— Begin —

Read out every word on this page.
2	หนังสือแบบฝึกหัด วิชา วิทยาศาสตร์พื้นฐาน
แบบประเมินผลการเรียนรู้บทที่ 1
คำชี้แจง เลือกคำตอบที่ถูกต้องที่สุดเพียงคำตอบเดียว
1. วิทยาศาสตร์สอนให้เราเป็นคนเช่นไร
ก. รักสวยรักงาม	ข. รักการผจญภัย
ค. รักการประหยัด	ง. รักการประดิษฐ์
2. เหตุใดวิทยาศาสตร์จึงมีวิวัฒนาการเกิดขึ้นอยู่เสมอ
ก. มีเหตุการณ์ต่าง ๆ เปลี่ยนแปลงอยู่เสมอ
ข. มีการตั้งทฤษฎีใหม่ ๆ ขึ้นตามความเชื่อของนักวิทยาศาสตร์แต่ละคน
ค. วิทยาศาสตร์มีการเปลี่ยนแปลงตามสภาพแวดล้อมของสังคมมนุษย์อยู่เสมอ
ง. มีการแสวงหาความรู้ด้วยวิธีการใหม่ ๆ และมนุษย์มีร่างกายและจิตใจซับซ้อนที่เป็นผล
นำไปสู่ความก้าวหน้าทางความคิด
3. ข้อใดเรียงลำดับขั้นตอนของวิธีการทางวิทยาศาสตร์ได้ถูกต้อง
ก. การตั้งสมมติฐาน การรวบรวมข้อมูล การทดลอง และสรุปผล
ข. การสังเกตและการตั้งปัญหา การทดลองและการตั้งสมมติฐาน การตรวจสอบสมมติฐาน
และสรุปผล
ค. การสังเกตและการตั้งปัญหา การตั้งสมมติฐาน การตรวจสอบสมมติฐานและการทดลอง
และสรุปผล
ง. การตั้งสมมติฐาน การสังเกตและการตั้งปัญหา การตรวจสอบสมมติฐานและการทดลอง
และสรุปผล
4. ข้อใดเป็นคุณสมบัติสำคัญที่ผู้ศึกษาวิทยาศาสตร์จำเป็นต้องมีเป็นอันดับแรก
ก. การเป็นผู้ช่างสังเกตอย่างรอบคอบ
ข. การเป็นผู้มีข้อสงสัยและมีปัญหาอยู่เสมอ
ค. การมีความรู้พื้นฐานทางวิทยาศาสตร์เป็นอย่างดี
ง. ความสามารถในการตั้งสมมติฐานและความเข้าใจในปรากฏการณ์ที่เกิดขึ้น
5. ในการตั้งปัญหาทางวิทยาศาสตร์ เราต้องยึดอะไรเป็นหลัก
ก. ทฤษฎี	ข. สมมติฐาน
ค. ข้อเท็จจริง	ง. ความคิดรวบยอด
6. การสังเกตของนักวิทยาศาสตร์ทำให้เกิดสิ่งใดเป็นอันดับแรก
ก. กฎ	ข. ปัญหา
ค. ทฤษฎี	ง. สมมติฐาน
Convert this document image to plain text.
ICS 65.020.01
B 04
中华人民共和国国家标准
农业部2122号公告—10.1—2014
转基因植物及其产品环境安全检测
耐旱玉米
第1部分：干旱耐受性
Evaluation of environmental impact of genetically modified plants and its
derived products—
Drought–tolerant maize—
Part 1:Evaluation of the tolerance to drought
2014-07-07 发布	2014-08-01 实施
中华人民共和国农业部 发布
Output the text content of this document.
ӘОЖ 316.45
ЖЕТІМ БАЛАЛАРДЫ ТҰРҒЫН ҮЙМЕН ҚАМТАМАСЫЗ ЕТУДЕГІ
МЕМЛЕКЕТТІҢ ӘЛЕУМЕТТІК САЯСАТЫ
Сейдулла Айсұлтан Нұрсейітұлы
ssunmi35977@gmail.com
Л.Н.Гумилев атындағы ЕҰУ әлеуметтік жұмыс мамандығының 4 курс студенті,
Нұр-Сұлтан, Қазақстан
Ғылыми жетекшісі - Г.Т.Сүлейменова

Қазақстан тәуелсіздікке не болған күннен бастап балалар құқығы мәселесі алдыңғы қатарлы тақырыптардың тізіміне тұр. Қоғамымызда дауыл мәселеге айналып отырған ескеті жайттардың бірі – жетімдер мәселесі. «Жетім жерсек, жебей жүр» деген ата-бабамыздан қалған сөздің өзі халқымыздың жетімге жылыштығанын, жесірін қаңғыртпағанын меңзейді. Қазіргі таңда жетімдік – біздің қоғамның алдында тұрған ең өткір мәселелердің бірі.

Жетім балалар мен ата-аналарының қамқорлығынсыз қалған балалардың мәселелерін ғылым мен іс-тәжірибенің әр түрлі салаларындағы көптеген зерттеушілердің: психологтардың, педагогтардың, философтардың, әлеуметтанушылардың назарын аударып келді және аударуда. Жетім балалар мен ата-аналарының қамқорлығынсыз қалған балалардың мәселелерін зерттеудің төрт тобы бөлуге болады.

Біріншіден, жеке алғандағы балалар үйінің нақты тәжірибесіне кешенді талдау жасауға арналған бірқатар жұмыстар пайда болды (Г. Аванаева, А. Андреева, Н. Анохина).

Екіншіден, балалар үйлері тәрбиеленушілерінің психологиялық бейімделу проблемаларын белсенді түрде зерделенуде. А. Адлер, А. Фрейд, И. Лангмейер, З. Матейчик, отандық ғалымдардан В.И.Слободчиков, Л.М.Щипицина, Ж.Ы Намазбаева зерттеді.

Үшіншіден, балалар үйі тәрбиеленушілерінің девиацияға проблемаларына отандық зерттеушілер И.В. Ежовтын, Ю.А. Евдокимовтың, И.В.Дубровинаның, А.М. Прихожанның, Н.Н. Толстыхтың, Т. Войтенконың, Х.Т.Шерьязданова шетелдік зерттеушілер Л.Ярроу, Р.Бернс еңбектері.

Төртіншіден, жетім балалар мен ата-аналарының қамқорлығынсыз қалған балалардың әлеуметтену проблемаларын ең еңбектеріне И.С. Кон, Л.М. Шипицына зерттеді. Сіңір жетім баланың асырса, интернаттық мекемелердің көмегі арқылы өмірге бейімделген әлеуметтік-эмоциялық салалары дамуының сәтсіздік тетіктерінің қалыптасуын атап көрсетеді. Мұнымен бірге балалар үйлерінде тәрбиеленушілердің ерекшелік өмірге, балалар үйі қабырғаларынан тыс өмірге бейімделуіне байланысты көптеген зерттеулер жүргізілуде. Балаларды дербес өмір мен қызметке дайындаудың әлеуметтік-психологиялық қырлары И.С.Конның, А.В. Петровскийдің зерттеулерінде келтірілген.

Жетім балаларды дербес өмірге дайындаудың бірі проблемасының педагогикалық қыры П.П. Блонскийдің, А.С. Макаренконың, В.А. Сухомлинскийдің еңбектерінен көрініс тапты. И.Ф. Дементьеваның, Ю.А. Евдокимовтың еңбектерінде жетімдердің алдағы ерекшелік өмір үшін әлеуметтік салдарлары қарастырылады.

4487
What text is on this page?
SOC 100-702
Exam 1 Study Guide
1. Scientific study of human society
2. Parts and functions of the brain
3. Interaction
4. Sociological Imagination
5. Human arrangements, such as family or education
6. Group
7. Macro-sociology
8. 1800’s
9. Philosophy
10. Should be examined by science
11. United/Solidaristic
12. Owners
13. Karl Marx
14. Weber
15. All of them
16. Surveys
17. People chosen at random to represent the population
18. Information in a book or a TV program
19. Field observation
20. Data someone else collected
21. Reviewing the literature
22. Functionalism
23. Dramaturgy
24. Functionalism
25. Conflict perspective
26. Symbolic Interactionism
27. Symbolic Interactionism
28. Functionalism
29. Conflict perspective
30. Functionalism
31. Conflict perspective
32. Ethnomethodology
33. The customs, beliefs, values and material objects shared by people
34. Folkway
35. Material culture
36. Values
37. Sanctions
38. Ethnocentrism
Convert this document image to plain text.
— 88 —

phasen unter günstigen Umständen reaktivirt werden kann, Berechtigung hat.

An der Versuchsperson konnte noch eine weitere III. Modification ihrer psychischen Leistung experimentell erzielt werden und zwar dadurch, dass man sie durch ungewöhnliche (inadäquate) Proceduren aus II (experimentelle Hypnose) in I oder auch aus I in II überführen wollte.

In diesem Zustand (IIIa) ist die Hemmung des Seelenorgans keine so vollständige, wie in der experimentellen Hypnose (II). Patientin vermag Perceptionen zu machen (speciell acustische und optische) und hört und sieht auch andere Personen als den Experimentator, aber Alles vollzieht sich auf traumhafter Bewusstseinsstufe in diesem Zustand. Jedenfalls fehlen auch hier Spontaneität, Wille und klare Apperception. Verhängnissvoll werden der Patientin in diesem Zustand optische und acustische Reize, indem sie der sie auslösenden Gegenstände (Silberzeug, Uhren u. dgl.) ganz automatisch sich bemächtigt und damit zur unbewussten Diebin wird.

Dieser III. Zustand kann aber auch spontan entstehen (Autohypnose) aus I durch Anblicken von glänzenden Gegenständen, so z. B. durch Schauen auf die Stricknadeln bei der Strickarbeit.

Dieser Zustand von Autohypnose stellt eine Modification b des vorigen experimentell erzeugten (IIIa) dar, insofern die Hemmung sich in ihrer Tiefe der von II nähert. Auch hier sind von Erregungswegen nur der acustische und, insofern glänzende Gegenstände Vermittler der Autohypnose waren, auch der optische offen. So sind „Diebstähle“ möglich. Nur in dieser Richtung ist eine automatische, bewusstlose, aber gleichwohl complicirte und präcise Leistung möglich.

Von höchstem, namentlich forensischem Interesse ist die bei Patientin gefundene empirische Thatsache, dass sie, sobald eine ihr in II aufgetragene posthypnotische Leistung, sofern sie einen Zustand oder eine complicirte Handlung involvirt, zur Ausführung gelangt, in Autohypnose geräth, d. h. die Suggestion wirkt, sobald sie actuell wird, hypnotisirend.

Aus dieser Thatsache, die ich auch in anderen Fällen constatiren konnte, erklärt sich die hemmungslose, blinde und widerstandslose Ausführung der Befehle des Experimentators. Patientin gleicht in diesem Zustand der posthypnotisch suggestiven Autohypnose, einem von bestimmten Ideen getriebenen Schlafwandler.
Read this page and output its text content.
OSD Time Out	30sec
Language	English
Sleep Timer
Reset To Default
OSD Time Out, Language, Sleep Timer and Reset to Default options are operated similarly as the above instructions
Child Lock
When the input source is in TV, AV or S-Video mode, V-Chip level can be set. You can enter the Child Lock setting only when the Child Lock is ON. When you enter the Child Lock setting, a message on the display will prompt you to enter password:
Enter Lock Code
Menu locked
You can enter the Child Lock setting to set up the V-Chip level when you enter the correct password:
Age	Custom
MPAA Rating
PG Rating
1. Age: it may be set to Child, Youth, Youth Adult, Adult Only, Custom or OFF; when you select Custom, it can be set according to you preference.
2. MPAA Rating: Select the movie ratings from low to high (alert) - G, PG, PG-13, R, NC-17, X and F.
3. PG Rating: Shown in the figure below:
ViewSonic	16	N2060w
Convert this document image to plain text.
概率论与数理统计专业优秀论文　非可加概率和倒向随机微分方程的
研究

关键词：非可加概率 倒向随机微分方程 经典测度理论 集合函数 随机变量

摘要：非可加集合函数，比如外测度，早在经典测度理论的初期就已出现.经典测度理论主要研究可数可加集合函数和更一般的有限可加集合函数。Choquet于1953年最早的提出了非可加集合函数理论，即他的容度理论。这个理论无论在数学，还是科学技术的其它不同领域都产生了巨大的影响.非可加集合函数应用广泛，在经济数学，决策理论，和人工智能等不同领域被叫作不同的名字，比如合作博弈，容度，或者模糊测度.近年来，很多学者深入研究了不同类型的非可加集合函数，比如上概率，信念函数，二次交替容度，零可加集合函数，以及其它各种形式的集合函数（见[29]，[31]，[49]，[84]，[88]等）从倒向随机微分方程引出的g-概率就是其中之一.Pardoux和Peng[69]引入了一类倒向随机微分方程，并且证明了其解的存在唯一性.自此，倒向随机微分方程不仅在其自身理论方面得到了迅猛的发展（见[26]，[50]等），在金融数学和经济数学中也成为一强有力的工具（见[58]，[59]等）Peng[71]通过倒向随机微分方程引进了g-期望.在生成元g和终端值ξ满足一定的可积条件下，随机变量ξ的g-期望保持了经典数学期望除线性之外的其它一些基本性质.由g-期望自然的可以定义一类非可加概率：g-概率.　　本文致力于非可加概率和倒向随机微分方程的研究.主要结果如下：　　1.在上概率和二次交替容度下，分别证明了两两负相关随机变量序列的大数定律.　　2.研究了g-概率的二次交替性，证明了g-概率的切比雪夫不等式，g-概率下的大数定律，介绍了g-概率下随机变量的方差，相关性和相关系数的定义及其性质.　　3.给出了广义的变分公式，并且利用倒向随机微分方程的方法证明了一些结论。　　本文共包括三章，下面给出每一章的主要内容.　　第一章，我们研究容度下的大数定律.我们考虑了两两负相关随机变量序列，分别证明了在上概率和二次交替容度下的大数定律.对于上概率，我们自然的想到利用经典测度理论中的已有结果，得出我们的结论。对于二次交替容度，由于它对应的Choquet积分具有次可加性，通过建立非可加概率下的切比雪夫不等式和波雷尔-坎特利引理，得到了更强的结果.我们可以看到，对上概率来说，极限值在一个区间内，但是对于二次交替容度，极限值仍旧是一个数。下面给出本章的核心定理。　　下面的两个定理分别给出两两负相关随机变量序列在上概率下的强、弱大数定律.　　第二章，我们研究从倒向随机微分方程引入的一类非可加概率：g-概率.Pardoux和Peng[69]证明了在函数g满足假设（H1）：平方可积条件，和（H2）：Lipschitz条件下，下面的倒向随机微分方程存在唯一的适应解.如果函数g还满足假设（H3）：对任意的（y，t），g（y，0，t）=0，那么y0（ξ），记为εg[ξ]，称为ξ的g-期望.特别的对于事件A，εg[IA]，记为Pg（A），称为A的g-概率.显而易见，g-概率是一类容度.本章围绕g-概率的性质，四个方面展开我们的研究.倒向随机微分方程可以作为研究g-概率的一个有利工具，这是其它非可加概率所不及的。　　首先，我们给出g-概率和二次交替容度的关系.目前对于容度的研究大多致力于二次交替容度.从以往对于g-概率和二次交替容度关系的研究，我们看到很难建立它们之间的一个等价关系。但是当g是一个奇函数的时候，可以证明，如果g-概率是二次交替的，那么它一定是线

— End —

Gather all lines with the string "การส" from the data.

ข. การสังเกตและการตั้งปัญหา การทดลองและการตั้งสมมติฐาน การตรวจสอบสมมติฐาน
ค. การสังเกตและการตั้งปัญหา การตั้งสมมติฐาน การตรวจสอบสมมติฐานและการทดลอง
ง. การตั้งสมมติฐาน การสังเกตและการตั้งปัญหา การตรวจสอบสมมติฐานและการทดลอง
6. การสังเกตของนักวิทยาศาสตร์ทำให้เกิดสิ่งใดเป็นอันดับแรก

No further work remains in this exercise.